> _Entries_:
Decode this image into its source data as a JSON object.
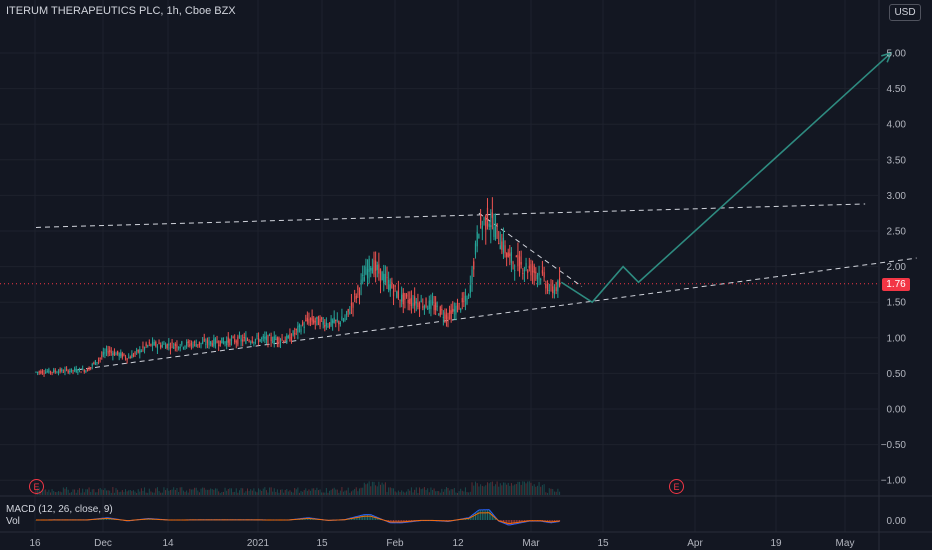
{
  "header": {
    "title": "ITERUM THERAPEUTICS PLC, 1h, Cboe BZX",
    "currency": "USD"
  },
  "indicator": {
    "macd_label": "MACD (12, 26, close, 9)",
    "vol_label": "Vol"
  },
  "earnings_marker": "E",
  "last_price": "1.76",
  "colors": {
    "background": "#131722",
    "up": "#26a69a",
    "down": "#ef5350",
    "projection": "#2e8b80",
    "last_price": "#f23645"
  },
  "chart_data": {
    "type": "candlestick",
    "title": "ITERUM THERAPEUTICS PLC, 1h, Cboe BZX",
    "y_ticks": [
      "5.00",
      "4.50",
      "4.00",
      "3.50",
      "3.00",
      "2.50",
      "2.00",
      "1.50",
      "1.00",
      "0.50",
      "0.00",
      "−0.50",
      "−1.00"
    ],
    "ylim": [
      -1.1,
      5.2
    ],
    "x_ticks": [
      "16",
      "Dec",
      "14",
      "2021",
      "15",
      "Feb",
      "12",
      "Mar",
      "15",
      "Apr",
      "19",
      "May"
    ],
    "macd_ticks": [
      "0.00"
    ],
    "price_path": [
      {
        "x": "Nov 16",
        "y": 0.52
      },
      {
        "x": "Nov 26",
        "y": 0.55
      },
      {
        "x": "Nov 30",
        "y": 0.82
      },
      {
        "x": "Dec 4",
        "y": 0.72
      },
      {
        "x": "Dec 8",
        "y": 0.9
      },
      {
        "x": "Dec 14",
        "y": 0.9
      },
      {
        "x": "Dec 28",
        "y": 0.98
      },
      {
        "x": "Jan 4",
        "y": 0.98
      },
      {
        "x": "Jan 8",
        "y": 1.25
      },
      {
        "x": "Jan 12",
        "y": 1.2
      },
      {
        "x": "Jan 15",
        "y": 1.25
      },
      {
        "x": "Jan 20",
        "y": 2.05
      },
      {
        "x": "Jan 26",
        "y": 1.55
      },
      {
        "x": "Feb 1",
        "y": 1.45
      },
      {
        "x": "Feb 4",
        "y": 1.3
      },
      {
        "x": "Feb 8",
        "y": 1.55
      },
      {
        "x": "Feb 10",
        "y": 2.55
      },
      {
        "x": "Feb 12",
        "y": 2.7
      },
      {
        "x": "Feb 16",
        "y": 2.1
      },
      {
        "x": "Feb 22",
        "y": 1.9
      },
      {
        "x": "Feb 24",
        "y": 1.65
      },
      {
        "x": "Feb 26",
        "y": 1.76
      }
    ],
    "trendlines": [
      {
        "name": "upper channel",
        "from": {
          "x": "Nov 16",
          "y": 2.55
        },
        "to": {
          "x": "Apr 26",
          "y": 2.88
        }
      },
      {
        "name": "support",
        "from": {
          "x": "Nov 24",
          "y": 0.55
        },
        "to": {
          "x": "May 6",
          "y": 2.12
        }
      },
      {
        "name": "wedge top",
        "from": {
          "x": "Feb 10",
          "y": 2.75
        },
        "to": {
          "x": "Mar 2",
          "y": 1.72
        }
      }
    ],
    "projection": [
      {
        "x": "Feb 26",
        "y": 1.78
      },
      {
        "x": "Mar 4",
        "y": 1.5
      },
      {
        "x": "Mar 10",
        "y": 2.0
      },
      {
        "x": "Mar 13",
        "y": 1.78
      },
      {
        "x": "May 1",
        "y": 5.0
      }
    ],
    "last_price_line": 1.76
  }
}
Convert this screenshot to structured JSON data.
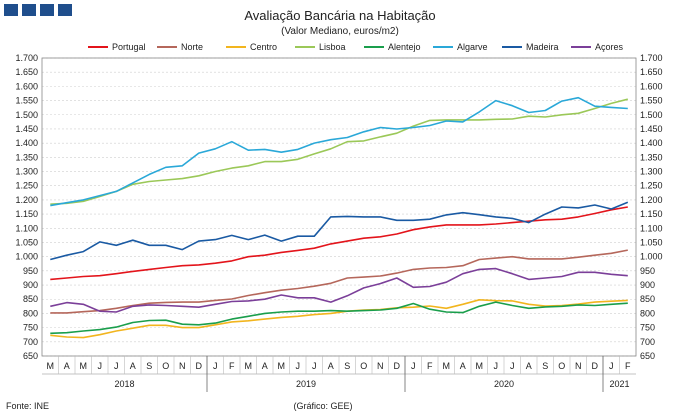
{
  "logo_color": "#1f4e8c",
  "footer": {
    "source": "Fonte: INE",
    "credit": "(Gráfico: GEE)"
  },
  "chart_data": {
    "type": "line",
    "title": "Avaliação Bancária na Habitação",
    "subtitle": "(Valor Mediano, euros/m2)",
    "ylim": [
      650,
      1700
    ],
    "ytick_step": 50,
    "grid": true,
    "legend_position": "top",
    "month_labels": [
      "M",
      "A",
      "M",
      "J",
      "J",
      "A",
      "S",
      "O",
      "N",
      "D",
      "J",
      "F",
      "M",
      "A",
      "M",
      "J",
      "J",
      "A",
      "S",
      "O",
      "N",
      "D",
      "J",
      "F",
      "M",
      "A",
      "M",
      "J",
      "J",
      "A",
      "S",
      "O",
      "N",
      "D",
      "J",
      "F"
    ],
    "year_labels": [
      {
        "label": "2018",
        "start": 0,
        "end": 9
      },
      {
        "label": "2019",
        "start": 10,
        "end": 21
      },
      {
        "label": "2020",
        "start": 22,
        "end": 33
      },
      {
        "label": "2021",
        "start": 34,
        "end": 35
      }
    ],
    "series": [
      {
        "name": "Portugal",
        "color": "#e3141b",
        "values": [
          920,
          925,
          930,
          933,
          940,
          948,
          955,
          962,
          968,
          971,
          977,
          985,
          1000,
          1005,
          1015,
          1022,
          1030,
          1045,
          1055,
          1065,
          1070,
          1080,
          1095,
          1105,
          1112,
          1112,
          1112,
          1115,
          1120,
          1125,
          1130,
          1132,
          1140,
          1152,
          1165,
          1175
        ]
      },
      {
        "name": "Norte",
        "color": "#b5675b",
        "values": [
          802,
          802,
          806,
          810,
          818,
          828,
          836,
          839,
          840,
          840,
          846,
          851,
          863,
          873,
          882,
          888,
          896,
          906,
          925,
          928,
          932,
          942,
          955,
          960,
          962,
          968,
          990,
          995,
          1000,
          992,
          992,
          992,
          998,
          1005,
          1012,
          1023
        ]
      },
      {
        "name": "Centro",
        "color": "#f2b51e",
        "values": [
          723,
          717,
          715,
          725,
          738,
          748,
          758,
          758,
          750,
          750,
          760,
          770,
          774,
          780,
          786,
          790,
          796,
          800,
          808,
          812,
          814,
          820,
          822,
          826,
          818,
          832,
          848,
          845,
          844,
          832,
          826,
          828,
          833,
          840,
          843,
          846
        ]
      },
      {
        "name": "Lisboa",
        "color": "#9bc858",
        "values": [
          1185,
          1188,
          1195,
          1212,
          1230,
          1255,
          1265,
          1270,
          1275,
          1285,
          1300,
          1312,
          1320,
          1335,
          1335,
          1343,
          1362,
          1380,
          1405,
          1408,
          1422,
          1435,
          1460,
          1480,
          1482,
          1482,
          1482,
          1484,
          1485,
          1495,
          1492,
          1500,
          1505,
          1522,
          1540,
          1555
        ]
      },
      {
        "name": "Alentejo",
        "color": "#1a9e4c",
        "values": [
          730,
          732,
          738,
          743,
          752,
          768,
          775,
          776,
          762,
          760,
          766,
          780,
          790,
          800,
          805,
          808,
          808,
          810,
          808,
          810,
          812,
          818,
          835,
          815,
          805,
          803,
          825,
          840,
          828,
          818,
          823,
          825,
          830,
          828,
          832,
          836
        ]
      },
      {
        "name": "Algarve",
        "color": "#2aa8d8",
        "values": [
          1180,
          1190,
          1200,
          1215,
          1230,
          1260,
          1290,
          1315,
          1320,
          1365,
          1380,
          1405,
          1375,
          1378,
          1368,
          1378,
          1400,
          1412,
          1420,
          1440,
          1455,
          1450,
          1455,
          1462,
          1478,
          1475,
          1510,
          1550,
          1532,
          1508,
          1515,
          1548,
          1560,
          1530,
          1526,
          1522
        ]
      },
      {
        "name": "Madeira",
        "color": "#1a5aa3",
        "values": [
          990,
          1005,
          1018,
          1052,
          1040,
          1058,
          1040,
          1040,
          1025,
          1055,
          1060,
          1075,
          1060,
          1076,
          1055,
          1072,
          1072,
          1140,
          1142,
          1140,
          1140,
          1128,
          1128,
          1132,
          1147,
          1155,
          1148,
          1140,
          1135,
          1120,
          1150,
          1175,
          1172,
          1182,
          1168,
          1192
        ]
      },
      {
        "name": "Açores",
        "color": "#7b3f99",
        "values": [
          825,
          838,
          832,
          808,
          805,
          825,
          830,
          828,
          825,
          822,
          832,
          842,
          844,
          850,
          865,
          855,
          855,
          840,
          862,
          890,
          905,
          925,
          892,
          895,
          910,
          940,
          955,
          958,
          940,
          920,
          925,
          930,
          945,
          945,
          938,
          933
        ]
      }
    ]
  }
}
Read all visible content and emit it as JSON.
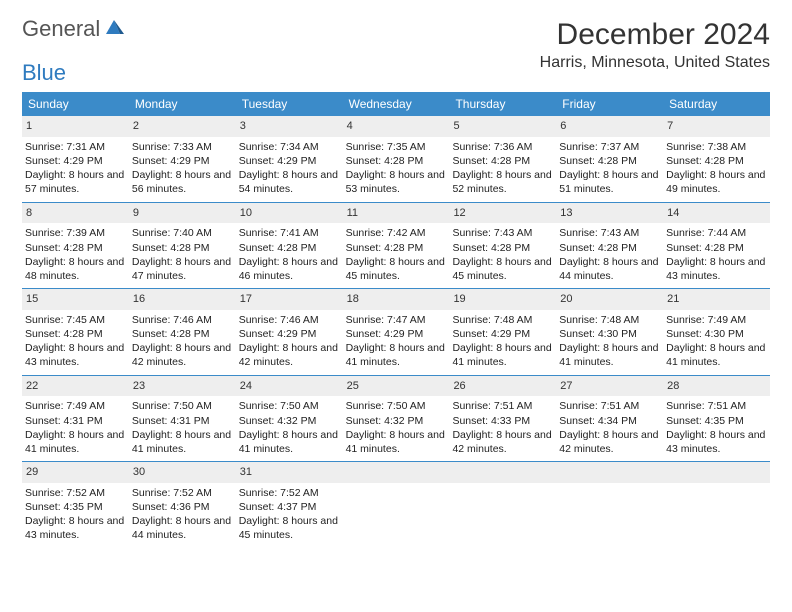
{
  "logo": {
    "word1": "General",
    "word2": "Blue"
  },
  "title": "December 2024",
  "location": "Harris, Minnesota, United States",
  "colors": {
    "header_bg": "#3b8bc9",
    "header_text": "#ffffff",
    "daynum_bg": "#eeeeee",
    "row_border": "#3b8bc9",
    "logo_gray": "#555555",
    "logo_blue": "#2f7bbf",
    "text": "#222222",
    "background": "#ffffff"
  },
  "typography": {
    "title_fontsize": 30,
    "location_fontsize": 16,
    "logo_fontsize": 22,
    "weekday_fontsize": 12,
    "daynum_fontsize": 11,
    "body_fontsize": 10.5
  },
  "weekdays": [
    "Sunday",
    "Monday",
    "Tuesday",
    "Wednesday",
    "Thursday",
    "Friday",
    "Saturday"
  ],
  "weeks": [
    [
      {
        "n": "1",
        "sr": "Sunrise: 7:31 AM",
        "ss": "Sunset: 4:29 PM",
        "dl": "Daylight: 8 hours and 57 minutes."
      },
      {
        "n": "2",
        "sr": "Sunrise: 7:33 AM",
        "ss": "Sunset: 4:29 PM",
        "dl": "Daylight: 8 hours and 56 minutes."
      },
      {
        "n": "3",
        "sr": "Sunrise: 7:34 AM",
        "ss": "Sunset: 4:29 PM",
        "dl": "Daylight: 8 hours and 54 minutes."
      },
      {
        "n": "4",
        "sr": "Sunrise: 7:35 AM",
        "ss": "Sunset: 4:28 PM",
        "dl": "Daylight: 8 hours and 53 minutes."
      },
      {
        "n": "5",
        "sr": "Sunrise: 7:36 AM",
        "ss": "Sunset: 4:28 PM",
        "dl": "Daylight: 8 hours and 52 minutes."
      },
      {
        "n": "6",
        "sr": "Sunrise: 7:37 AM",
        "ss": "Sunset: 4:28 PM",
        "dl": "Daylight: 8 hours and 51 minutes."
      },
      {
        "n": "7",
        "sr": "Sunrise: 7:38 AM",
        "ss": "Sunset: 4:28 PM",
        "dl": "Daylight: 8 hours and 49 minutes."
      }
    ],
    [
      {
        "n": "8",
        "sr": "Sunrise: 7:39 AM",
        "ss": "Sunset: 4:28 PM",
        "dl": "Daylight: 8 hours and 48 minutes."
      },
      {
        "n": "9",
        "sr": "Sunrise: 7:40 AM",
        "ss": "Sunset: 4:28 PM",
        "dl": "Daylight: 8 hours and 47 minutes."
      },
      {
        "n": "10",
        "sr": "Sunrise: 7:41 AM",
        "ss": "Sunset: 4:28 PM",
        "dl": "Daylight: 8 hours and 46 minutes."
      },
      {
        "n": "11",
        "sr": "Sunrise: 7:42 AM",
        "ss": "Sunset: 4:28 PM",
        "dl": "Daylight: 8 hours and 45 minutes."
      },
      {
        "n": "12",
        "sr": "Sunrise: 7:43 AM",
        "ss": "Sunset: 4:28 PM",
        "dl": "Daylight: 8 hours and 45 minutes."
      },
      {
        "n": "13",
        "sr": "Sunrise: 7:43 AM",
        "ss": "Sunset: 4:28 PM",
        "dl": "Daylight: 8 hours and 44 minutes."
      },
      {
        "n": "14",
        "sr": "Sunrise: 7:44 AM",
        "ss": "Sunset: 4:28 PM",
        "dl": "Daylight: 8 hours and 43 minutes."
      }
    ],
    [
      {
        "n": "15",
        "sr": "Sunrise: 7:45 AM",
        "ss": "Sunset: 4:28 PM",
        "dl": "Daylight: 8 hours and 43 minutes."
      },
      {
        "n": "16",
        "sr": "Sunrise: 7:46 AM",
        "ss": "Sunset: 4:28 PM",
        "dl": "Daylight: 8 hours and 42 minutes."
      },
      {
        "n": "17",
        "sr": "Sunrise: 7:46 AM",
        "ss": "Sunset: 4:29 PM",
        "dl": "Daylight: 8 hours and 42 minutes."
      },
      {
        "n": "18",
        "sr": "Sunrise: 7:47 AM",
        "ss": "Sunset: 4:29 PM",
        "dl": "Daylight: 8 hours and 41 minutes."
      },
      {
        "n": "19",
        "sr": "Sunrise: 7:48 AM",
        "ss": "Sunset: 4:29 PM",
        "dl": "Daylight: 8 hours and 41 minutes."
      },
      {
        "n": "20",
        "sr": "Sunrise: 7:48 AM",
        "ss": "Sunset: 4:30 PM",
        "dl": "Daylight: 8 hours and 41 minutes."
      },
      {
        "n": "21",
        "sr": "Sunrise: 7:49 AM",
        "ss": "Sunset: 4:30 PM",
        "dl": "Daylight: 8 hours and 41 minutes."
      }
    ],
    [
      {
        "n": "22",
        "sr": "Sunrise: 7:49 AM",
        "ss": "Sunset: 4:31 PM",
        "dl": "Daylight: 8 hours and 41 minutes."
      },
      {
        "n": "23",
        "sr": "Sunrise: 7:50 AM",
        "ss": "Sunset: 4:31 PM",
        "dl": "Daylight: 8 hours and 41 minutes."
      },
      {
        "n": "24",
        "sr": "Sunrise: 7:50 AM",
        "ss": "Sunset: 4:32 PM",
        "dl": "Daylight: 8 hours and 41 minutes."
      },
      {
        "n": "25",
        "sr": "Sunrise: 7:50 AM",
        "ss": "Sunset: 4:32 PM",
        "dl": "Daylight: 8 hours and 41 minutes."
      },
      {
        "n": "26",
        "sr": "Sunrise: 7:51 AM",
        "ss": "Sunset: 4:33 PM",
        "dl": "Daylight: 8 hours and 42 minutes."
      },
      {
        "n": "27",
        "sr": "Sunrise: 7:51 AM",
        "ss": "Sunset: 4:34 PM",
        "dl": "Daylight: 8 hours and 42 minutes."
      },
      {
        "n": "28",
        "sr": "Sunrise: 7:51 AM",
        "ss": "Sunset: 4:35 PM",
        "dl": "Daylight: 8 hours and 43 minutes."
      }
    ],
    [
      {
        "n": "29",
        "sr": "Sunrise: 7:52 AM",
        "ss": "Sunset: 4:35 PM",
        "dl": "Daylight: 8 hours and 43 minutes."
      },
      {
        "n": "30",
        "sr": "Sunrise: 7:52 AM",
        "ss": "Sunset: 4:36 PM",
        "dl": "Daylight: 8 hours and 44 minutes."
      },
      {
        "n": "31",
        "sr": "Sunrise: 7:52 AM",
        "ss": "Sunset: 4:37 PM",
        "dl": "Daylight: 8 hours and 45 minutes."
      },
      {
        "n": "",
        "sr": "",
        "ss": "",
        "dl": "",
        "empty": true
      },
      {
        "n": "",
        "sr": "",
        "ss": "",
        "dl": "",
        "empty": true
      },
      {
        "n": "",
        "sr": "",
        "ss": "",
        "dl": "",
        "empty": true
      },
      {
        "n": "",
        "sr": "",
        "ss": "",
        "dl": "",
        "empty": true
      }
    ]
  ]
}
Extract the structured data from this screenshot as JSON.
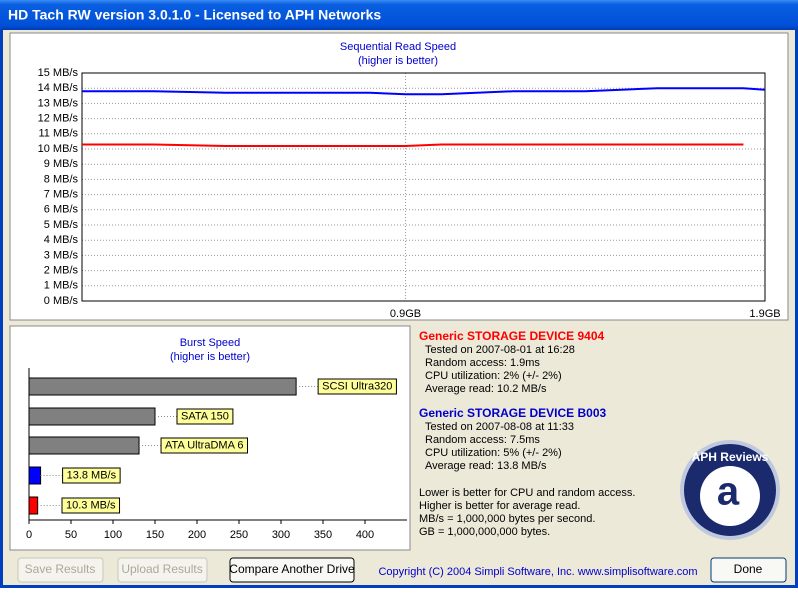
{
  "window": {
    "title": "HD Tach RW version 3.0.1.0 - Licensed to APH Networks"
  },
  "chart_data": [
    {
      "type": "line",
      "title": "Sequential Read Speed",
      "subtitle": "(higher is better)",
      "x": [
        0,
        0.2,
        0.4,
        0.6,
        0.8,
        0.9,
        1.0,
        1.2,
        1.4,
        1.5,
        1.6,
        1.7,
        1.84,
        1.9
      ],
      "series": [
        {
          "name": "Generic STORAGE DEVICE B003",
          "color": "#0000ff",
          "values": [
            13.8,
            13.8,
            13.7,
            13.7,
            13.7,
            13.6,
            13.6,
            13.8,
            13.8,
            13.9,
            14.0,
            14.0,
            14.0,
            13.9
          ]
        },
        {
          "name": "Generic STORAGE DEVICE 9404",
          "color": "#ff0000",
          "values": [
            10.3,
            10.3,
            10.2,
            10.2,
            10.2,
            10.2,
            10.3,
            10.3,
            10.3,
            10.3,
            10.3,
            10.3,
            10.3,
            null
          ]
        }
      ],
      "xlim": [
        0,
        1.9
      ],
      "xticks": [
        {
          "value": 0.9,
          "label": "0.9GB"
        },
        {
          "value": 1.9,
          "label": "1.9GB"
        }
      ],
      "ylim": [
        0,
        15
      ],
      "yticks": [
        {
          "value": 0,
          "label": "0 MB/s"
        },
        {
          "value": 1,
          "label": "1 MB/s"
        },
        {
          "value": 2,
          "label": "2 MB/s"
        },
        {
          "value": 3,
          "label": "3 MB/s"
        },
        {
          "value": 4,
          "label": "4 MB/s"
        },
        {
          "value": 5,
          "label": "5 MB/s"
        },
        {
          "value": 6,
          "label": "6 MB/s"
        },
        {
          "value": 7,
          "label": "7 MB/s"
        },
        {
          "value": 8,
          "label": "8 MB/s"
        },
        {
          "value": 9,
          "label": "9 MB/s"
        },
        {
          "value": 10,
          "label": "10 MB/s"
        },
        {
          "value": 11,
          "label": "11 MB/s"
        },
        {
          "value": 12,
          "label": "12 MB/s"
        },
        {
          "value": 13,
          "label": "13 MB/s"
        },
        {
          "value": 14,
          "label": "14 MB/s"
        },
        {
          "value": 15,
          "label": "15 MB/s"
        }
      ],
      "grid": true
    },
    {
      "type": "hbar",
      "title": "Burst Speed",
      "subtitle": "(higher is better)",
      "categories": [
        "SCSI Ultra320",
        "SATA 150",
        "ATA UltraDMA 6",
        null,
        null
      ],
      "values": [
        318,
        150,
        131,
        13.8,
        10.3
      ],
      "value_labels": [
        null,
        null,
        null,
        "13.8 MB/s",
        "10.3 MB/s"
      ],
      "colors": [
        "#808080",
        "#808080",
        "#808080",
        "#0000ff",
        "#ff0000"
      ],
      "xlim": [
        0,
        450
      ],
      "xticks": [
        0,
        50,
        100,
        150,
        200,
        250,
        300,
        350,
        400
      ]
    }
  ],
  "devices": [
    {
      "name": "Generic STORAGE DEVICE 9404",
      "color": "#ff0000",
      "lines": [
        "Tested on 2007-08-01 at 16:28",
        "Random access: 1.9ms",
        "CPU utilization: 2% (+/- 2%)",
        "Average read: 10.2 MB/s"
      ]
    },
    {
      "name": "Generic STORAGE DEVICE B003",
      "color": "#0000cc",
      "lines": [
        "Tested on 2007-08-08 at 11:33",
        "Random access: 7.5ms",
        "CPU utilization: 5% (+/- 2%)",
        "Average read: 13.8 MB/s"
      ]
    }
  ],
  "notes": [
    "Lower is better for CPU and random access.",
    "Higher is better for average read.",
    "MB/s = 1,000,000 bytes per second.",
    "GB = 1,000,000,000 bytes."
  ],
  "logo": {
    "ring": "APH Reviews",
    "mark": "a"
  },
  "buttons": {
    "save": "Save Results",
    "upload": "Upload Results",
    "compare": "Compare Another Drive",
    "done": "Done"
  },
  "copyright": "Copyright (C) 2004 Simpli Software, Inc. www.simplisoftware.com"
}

> _What is needed_: From the records above, copy every line that holds the word "utilization".

> _Reply_:
        "CPU utilization: 2% (+/- 2%)",
        "CPU utilization: 5% (+/- 2%)",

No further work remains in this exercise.